To do: Locate the lines that hold the string "신설교학의". Copy every such line.

------ Data to process ------

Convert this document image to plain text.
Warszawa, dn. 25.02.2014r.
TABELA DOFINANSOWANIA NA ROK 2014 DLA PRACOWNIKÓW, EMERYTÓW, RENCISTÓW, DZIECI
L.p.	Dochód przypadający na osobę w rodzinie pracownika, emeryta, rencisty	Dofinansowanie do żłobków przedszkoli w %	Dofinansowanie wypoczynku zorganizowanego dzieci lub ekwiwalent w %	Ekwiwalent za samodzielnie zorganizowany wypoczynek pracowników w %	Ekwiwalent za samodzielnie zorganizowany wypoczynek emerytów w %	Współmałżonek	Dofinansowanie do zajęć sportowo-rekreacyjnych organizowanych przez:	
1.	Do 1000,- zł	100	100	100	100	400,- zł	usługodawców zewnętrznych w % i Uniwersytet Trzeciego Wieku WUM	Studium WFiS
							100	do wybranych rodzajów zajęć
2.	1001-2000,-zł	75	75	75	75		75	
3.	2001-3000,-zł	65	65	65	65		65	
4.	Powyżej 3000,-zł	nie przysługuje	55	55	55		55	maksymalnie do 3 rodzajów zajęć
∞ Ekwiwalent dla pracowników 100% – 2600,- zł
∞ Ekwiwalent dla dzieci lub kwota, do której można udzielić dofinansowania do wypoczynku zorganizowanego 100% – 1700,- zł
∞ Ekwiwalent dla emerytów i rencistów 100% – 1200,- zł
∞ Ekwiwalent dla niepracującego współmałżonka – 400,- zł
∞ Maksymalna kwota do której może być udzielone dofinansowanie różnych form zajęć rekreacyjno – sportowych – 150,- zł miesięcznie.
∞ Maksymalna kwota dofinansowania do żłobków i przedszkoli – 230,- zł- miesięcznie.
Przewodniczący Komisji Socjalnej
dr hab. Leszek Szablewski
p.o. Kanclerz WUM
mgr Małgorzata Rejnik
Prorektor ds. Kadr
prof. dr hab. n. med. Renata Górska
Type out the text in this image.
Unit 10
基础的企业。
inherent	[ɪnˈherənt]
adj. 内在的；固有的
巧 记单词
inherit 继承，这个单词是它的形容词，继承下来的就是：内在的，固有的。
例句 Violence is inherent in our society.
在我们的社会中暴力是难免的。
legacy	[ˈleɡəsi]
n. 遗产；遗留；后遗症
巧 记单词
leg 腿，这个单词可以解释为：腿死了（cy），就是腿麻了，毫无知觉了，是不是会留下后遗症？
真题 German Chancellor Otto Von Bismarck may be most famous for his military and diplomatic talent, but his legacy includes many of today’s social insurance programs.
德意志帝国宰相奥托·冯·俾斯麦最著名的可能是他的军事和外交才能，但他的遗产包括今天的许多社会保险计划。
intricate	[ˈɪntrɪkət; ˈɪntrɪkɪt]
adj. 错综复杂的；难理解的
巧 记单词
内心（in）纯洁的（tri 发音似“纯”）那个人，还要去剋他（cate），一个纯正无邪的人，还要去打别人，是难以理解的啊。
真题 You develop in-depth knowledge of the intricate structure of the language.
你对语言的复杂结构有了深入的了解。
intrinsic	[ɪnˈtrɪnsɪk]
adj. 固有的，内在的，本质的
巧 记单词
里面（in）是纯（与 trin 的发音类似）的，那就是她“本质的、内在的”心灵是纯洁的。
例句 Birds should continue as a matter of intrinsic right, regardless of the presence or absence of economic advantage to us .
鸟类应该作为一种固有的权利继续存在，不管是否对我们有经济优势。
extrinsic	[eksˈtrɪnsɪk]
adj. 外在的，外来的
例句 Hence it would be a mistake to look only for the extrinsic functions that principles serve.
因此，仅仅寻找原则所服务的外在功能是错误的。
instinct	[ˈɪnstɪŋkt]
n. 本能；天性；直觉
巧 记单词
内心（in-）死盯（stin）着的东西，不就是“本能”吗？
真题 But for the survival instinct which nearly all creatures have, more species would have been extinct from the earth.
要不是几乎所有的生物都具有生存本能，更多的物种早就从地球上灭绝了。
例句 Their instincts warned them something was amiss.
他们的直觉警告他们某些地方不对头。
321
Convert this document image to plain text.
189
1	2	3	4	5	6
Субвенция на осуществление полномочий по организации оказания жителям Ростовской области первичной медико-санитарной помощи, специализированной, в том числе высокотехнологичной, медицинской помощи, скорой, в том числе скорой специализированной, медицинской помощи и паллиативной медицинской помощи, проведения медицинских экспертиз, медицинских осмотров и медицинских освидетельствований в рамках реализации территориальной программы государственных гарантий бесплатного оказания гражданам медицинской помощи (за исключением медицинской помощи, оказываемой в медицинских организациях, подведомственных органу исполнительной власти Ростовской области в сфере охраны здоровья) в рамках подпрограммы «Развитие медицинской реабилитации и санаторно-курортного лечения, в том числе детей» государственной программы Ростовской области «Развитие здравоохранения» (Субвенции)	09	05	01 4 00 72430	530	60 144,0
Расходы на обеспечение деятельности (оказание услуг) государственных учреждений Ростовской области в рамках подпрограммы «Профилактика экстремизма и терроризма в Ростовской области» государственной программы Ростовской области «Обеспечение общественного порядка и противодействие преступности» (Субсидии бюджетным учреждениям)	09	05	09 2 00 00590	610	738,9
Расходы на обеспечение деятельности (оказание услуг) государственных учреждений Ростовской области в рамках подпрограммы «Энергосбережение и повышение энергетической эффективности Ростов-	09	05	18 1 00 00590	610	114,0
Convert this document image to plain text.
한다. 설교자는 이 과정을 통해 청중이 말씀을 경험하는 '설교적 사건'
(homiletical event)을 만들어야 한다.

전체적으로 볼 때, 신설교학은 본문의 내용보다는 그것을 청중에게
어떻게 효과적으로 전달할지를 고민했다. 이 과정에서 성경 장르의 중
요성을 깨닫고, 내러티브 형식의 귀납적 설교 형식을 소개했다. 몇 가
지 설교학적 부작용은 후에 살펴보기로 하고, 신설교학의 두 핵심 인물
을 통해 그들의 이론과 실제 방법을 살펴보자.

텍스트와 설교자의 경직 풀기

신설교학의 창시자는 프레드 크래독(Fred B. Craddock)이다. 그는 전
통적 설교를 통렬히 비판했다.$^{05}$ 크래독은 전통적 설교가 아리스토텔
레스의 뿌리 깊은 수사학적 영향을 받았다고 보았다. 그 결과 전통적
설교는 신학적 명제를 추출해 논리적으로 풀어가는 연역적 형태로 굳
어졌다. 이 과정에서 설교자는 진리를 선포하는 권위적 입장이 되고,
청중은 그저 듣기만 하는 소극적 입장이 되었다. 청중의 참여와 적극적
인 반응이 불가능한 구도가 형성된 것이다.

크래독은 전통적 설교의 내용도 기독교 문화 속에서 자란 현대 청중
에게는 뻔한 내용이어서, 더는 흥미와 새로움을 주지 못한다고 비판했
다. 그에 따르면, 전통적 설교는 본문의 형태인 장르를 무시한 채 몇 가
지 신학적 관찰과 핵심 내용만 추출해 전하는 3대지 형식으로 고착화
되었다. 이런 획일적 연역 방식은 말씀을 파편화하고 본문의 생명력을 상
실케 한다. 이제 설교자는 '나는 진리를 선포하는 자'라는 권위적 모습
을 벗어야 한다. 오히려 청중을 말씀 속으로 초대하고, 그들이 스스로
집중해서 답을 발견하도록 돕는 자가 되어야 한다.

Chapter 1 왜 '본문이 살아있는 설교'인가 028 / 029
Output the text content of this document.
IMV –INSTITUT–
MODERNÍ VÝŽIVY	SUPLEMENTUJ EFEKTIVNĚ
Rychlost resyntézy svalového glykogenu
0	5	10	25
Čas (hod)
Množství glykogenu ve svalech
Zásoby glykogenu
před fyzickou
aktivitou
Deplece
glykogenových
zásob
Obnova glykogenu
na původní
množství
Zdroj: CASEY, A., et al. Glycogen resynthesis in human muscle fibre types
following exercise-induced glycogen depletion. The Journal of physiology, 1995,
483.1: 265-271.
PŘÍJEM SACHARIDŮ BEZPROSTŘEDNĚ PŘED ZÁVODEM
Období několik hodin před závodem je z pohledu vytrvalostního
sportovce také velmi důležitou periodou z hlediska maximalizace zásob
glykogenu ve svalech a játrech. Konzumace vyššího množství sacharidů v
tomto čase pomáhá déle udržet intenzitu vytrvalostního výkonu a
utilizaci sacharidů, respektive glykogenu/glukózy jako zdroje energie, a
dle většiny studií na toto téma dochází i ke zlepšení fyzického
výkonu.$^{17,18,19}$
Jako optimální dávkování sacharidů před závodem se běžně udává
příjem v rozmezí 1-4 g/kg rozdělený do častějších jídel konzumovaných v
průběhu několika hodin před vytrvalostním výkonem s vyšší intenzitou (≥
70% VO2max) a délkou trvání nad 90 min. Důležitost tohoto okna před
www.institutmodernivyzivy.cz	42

------

Full output:
지 설교학적 부작용은 후에 살펴보기로 하고, 신설교학의 두 핵심 인물
신설교학의 창시자는 프레드 크래독(Fred B. Craddock)이다. 그는 전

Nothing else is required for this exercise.